▶ _Exercise details_
Pick out each line containing the string "Safety".

▶ _Stored entries_
^^^^^^^^

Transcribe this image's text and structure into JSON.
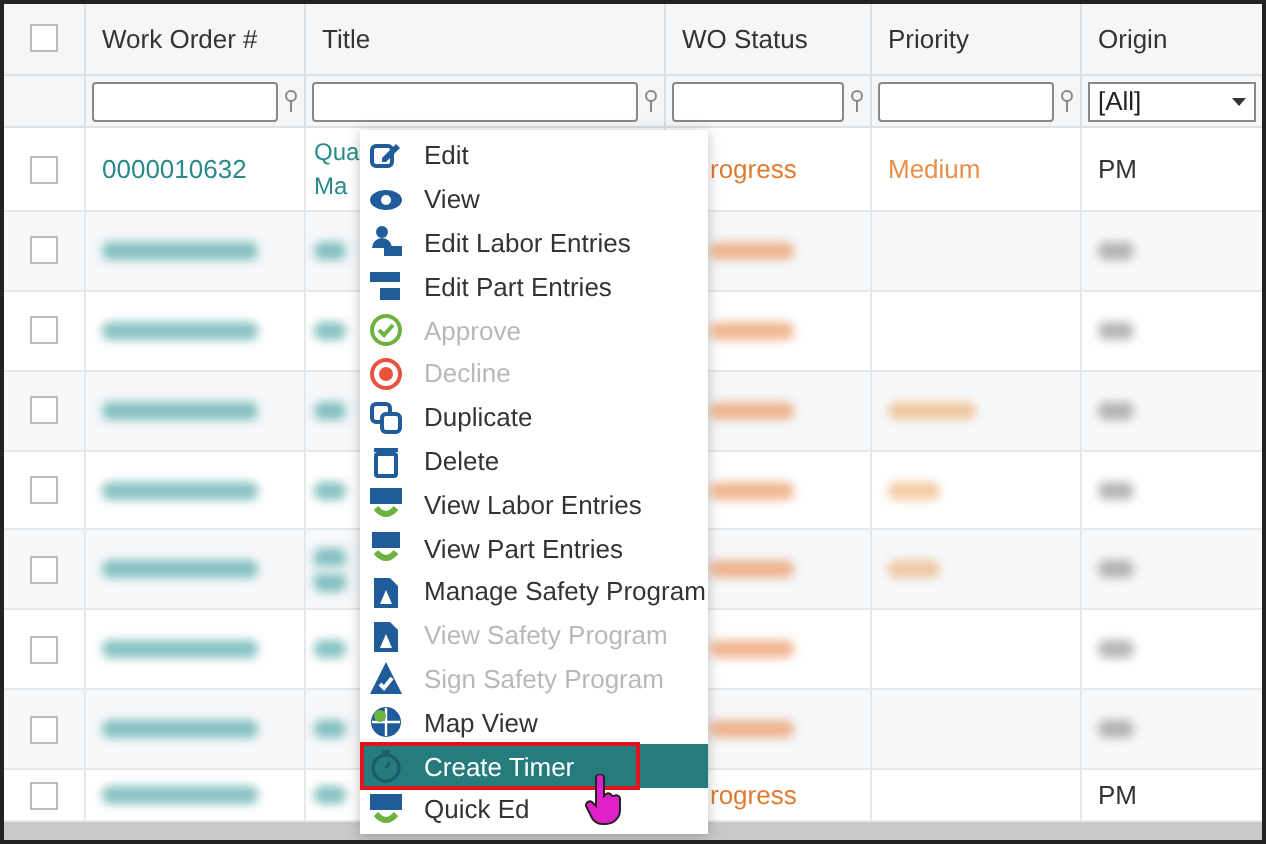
{
  "table": {
    "select_all": {
      "checked": false
    },
    "columns": [
      "Work Order #",
      "Title",
      "WO Status",
      "Priority",
      "Origin"
    ],
    "filters": [
      {
        "kind": "text"
      },
      {
        "kind": "text"
      },
      {
        "kind": "text"
      },
      {
        "kind": "text"
      },
      {
        "kind": "select",
        "value": "[All]"
      }
    ],
    "rows": [
      {
        "checked": false,
        "blurred": false,
        "work_order": "0000010632",
        "title": [
          "Qua",
          "Ma"
        ],
        "status": "rogress",
        "priority": "Medium",
        "origin": "PM"
      },
      {
        "checked": false,
        "blurred": true,
        "priority_shown": false,
        "two_line_title": false
      },
      {
        "checked": false,
        "blurred": true,
        "priority_shown": false,
        "two_line_title": false
      },
      {
        "checked": false,
        "blurred": true,
        "priority_shown": true,
        "two_line_title": false
      },
      {
        "checked": false,
        "blurred": true,
        "priority_shown": true,
        "two_line_title": false
      },
      {
        "checked": false,
        "blurred": true,
        "priority_shown": true,
        "two_line_title": true
      },
      {
        "checked": false,
        "blurred": true,
        "priority_shown": false,
        "two_line_title": false
      },
      {
        "checked": false,
        "blurred": true,
        "priority_shown": false,
        "two_line_title": false
      },
      {
        "checked": false,
        "blurred": true,
        "priority_shown": false,
        "two_line_title": false,
        "status": "rogress",
        "origin": "PM"
      }
    ]
  },
  "context_menu": {
    "items": [
      {
        "label": "Edit",
        "disabled": false,
        "selected": false
      },
      {
        "label": "View",
        "disabled": false,
        "selected": false
      },
      {
        "label": "Edit Labor Entries",
        "disabled": false,
        "selected": false
      },
      {
        "label": "Edit Part Entries",
        "disabled": false,
        "selected": false
      },
      {
        "label": "Approve",
        "disabled": true,
        "selected": false
      },
      {
        "label": "Decline",
        "disabled": true,
        "selected": false
      },
      {
        "label": "Duplicate",
        "disabled": false,
        "selected": false
      },
      {
        "label": "Delete",
        "disabled": false,
        "selected": false
      },
      {
        "label": "View Labor Entries",
        "disabled": false,
        "selected": false
      },
      {
        "label": "View Part Entries",
        "disabled": false,
        "selected": false
      },
      {
        "label": "Manage Safety Program",
        "disabled": false,
        "selected": false
      },
      {
        "label": "View Safety Program",
        "disabled": true,
        "selected": false
      },
      {
        "label": "Sign Safety Program",
        "disabled": true,
        "selected": false
      },
      {
        "label": "Map View",
        "disabled": false,
        "selected": false
      },
      {
        "label": "Create Timer",
        "disabled": false,
        "selected": true
      },
      {
        "label": "Quick Ed",
        "disabled": false,
        "selected": false
      }
    ]
  }
}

^^^^^^^^

▶ _Response to the exercise_
        "label": "Manage Safety Program",
        "label": "View Safety Program",
        "label": "Sign Safety Program",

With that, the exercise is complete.